-- START OF Stored data --

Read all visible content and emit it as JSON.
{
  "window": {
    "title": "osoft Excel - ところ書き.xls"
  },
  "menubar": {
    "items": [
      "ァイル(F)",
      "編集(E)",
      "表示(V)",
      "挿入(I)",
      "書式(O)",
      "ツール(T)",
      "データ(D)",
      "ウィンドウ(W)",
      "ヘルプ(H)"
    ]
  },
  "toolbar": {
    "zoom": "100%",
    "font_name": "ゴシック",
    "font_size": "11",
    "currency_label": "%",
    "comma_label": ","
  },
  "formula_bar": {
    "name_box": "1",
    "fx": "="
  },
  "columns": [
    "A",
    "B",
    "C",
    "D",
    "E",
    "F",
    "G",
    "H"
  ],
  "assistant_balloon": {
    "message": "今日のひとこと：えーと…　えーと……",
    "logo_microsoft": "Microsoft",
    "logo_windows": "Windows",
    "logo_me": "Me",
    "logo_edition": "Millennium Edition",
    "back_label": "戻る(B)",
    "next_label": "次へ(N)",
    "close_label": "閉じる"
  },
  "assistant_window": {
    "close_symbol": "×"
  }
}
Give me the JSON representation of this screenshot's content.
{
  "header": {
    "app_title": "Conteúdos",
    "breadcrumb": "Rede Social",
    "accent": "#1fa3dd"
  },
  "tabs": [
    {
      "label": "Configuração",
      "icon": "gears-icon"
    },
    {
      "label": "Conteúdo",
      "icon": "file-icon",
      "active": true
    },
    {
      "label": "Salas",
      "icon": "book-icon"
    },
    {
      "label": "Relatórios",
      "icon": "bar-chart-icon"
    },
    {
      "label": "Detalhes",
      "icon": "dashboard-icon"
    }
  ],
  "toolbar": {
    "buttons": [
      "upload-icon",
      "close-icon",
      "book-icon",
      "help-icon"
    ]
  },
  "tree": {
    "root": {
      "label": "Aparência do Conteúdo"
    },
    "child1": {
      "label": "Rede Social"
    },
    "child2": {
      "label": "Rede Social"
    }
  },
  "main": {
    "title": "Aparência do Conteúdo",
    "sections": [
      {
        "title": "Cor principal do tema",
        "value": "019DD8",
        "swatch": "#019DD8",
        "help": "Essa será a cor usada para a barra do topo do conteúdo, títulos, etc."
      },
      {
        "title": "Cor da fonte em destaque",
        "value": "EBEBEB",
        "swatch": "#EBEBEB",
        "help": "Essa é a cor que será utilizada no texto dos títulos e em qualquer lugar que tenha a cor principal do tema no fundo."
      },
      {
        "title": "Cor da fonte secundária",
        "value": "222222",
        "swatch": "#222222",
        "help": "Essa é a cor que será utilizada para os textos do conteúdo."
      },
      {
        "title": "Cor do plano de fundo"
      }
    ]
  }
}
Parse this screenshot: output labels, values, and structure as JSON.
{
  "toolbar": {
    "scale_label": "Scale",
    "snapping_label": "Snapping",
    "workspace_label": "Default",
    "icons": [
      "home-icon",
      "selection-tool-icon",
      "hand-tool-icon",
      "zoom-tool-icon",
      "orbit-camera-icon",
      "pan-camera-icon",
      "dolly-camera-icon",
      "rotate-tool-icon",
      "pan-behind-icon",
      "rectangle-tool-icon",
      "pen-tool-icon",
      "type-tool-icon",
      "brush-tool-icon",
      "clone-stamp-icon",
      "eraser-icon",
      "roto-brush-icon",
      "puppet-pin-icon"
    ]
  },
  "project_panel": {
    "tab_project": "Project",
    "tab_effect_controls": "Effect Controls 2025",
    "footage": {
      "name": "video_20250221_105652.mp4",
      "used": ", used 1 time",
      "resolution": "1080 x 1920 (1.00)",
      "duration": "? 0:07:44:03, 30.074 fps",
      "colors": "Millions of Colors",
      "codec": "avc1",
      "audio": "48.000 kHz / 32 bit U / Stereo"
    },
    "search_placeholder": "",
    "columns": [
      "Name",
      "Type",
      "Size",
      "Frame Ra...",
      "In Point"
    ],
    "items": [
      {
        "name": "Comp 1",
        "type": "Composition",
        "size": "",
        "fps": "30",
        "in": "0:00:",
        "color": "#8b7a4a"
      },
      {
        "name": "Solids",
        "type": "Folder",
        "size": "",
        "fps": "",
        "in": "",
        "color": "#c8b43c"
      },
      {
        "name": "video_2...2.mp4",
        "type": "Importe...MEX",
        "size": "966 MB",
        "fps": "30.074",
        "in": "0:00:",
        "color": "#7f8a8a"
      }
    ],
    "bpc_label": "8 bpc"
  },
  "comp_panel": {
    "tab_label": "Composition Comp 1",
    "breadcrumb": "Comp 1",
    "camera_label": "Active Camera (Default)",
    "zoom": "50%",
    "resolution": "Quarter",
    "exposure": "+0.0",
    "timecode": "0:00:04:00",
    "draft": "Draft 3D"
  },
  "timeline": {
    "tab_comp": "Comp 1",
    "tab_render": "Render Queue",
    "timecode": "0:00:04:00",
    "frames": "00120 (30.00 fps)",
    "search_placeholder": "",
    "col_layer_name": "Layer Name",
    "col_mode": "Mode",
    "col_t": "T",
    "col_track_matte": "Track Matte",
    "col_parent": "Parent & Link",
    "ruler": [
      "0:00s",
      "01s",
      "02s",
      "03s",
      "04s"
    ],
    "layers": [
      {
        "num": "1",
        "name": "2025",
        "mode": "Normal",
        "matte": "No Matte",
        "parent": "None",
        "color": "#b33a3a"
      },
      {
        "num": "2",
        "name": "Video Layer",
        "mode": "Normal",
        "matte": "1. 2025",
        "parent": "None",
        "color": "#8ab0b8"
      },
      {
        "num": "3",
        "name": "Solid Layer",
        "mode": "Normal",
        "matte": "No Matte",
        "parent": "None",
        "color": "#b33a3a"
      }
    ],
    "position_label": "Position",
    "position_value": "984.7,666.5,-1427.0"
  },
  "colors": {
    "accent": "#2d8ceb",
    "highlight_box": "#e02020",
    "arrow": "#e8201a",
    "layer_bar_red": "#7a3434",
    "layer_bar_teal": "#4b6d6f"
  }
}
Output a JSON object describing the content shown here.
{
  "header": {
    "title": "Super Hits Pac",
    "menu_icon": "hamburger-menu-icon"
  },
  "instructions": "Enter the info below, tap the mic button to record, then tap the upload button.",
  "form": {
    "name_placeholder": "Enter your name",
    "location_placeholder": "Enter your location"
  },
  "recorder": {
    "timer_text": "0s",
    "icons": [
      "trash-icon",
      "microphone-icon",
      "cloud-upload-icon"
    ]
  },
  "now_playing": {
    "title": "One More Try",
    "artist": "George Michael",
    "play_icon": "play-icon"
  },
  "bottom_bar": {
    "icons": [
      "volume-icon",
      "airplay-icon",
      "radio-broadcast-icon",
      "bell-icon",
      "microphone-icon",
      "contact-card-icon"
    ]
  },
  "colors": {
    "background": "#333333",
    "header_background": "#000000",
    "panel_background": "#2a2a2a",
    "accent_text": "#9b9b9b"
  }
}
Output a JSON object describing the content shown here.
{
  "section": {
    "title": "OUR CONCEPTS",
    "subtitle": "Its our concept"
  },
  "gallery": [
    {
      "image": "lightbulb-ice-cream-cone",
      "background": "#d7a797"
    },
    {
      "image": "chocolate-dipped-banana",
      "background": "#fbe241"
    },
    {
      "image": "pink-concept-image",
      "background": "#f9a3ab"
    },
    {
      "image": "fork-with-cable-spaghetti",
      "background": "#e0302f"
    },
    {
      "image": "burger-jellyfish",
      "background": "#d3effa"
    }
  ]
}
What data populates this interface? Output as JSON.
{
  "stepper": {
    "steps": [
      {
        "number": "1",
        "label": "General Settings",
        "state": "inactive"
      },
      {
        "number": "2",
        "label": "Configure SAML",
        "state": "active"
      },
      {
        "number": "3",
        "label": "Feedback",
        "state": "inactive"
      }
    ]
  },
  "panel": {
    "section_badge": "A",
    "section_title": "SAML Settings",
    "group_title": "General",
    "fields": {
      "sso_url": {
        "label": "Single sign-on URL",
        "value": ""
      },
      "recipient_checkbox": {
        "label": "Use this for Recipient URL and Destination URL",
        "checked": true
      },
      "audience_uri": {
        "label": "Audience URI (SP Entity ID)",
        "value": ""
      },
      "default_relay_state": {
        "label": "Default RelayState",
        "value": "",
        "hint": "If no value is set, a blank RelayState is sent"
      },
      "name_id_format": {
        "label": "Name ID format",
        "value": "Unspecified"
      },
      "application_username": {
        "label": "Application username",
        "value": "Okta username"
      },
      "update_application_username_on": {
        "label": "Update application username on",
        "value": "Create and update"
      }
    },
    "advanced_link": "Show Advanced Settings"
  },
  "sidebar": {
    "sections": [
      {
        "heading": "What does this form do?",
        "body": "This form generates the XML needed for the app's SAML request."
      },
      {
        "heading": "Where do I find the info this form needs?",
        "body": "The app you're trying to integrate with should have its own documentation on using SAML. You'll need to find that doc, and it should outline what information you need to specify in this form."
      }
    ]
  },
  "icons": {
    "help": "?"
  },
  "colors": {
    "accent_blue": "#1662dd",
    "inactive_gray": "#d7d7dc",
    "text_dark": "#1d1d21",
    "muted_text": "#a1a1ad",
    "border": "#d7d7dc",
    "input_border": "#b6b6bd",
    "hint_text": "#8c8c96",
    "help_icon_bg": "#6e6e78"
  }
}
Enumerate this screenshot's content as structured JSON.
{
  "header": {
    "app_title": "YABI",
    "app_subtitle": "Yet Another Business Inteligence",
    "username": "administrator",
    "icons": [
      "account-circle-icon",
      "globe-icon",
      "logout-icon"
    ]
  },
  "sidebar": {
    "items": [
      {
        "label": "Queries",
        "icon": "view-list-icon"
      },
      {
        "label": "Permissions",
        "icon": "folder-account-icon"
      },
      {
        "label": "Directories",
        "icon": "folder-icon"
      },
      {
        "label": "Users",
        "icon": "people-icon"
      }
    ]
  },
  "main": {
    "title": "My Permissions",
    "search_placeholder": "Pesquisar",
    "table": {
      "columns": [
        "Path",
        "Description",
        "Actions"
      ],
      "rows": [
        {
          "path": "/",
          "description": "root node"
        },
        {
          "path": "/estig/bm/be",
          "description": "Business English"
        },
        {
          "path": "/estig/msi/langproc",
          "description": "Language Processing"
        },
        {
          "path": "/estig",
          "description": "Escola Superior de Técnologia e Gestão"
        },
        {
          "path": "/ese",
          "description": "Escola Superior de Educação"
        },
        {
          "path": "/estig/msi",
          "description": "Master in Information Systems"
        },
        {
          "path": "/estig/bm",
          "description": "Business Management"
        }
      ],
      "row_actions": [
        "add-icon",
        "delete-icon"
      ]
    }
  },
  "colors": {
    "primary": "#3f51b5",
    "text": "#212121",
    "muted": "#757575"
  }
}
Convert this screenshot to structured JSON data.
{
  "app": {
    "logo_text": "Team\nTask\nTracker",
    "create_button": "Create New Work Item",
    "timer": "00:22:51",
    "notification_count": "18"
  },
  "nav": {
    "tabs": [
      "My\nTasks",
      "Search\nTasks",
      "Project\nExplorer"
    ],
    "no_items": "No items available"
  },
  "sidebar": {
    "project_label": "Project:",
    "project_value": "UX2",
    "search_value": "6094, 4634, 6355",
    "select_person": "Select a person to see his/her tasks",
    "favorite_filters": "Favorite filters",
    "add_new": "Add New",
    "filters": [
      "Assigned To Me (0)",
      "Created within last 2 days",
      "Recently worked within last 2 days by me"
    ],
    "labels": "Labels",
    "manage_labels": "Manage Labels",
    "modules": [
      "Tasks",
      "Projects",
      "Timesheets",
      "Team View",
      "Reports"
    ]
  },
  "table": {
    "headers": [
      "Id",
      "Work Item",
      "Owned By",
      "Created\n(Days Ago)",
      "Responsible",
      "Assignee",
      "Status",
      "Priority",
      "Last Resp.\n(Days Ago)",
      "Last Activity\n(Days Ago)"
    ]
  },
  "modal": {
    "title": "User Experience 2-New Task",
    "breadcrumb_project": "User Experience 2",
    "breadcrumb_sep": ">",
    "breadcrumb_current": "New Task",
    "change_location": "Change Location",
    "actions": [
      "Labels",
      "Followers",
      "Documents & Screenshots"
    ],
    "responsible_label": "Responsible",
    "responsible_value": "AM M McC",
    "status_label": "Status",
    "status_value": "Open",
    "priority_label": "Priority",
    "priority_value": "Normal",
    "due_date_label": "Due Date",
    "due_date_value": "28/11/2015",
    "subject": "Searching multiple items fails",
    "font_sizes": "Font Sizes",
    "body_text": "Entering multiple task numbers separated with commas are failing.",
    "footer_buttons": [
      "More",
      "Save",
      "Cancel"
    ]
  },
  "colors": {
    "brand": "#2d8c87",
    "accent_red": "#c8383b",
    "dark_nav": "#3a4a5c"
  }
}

-- END OF Stored data --

* Given instruction: Say how many lines in the records hold "fonte", with the number as the whole reply.

* Final result: 2